What to produce = Give the number of lines that include the word "grid", nothing more.

## start The input

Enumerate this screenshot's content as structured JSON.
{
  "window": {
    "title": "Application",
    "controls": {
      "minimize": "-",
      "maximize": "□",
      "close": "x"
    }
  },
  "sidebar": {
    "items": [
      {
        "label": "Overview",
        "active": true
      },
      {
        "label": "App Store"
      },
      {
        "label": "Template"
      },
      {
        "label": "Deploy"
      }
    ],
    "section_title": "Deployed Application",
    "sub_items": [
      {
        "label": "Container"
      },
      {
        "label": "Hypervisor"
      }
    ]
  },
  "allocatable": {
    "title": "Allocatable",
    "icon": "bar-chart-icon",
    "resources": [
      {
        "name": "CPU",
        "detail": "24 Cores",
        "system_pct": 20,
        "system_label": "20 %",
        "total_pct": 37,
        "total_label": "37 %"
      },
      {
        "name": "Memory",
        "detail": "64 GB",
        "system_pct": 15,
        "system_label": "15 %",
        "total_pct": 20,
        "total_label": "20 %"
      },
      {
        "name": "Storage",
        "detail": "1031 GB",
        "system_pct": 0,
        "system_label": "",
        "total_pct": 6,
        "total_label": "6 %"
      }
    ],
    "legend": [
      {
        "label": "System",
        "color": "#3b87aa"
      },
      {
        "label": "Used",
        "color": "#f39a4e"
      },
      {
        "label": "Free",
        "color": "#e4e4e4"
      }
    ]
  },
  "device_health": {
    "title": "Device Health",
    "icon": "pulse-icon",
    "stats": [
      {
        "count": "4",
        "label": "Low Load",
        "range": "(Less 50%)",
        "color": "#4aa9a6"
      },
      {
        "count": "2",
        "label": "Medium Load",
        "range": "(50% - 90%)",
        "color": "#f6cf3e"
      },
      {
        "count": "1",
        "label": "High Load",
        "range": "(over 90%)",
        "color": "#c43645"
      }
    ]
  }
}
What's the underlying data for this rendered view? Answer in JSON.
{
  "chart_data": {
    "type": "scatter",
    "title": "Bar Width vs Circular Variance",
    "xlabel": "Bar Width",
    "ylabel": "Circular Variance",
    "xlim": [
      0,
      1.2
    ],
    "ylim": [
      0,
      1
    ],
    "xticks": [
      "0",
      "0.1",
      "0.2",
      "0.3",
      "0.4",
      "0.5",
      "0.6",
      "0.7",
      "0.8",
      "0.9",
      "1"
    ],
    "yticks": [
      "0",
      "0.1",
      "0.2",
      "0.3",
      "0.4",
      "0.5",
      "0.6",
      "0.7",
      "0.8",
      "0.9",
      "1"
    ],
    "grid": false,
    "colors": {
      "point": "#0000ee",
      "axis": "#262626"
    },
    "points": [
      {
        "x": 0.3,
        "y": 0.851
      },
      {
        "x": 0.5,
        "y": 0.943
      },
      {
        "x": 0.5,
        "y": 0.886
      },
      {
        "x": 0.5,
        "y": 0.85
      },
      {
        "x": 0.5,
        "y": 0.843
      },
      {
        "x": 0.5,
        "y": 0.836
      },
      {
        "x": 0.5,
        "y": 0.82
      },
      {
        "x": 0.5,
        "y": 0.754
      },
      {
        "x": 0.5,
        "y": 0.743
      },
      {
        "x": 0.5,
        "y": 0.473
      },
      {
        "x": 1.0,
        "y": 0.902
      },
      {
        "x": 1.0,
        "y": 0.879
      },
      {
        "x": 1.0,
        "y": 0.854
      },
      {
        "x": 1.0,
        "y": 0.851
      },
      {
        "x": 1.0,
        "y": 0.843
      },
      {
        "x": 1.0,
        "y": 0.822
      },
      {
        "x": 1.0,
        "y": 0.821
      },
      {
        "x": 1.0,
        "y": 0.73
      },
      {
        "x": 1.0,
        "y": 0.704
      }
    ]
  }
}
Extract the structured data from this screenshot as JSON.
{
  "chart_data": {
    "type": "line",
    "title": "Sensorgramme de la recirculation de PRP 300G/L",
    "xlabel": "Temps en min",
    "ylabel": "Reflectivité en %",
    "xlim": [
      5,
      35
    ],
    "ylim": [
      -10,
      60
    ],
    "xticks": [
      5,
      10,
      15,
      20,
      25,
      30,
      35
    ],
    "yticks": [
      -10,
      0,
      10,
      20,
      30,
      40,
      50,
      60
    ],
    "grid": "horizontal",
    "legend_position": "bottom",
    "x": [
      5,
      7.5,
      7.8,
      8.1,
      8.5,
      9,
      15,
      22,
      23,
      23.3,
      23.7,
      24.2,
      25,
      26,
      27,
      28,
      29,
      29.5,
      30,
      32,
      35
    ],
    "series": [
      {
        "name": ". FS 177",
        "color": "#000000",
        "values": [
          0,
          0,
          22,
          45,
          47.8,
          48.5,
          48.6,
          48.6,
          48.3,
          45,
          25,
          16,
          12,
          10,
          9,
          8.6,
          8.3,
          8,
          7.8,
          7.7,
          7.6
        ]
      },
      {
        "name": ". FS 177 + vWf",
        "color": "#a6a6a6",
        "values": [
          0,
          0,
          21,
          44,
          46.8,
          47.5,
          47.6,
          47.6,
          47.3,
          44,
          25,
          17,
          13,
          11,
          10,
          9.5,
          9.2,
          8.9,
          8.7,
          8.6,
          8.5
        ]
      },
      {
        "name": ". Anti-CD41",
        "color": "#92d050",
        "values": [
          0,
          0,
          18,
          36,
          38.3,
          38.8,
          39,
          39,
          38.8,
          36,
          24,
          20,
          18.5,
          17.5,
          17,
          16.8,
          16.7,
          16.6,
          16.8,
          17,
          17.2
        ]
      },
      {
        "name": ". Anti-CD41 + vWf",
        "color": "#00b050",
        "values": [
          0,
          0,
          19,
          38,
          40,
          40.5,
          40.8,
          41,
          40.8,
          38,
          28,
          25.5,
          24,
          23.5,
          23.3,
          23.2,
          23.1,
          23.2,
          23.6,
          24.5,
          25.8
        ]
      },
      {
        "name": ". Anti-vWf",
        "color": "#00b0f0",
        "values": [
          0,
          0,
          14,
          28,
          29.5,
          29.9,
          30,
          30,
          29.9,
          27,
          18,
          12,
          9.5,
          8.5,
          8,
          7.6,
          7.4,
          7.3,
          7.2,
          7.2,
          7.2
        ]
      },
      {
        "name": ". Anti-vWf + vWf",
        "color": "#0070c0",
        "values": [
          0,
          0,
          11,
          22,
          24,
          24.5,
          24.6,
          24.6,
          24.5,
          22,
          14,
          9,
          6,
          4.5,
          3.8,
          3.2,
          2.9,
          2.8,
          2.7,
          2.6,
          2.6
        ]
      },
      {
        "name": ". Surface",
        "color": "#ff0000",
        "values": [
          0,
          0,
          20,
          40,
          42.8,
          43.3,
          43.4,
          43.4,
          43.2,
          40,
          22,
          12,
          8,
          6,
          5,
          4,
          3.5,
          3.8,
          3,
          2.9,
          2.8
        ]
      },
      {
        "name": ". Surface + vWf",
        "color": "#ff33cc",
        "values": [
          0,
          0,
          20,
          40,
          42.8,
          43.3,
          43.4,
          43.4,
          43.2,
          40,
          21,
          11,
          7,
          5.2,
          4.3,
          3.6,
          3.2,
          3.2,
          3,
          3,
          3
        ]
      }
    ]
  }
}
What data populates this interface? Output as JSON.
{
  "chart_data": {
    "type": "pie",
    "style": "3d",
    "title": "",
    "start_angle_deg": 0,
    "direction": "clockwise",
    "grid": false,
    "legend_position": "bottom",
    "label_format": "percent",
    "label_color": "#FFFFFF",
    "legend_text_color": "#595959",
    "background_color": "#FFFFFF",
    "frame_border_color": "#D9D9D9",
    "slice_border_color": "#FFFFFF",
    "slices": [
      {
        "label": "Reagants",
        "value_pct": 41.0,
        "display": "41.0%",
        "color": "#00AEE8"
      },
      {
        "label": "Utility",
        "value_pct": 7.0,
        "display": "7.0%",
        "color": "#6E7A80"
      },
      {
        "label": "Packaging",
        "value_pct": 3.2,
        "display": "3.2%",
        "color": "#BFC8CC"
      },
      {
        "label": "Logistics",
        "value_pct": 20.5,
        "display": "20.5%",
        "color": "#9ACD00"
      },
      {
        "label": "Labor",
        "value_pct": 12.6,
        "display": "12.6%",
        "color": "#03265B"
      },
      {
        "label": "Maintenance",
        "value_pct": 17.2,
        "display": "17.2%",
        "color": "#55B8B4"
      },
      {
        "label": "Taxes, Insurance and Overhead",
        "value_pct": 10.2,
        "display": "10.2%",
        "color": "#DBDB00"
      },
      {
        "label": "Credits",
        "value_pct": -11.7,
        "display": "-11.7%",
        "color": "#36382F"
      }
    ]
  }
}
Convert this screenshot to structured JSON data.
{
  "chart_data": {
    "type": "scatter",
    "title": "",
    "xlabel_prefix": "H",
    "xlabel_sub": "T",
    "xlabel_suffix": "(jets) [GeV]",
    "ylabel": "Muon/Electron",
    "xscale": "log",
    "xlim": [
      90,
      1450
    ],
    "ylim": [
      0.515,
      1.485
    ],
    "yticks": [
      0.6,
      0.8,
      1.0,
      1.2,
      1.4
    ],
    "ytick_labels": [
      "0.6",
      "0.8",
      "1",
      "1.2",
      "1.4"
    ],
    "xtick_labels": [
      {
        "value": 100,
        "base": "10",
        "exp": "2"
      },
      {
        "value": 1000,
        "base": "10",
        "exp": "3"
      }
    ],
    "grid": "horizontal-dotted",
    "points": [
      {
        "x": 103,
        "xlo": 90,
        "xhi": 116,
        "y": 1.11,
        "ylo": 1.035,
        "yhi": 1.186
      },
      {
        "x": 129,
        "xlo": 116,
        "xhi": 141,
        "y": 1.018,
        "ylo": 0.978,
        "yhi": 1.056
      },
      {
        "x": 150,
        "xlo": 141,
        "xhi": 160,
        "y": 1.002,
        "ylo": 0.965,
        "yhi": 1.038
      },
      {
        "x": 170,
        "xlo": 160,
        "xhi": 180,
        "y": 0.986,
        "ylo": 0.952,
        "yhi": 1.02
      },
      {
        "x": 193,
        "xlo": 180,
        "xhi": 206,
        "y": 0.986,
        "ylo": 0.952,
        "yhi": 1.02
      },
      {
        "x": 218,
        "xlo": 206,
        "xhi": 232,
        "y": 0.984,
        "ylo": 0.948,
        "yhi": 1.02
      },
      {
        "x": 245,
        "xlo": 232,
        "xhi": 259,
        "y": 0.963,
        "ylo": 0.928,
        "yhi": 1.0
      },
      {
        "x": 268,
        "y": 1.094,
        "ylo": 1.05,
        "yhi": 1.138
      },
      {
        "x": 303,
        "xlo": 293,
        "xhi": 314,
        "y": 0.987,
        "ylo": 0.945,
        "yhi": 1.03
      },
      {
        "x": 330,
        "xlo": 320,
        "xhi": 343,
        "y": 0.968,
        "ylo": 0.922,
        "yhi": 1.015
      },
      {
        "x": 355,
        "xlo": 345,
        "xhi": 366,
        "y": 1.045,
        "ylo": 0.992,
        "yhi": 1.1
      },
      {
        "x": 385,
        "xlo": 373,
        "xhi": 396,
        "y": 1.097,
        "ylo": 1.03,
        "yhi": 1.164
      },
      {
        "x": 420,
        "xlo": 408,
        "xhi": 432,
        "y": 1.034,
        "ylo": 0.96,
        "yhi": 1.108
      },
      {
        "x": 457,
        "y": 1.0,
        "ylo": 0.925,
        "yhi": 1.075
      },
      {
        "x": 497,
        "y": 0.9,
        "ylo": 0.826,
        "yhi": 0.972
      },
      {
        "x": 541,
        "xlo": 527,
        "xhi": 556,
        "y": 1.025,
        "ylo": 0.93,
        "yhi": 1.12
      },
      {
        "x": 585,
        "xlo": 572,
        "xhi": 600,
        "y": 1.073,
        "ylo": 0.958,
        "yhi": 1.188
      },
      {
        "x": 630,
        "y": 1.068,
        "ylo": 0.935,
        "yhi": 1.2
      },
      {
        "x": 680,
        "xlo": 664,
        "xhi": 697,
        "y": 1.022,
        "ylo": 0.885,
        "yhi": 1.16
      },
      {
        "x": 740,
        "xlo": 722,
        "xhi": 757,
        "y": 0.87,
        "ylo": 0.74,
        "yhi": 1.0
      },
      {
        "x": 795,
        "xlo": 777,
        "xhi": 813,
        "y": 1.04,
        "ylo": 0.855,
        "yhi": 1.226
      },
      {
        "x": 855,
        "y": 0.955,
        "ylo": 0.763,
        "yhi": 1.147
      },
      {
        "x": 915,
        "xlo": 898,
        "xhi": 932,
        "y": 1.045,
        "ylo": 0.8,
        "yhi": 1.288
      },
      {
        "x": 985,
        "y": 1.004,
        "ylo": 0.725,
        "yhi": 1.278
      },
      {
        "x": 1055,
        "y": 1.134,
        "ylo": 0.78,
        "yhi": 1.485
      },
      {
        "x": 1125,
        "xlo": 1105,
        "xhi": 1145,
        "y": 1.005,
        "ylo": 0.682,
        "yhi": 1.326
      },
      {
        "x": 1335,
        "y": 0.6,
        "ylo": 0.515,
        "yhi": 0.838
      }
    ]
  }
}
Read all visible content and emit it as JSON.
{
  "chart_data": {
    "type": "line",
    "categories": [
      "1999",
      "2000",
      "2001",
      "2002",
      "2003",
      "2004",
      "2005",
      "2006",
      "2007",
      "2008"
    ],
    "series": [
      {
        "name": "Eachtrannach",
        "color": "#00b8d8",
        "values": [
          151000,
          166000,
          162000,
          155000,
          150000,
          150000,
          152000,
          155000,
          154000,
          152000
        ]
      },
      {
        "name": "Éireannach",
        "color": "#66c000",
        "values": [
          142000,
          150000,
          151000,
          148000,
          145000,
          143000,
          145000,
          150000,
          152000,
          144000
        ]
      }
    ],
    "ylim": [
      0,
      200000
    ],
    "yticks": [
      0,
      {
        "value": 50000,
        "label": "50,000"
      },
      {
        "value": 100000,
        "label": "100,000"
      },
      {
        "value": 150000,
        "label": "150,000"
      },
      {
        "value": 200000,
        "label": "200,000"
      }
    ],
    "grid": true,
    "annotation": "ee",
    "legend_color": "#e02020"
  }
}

## end The input

Answer = 5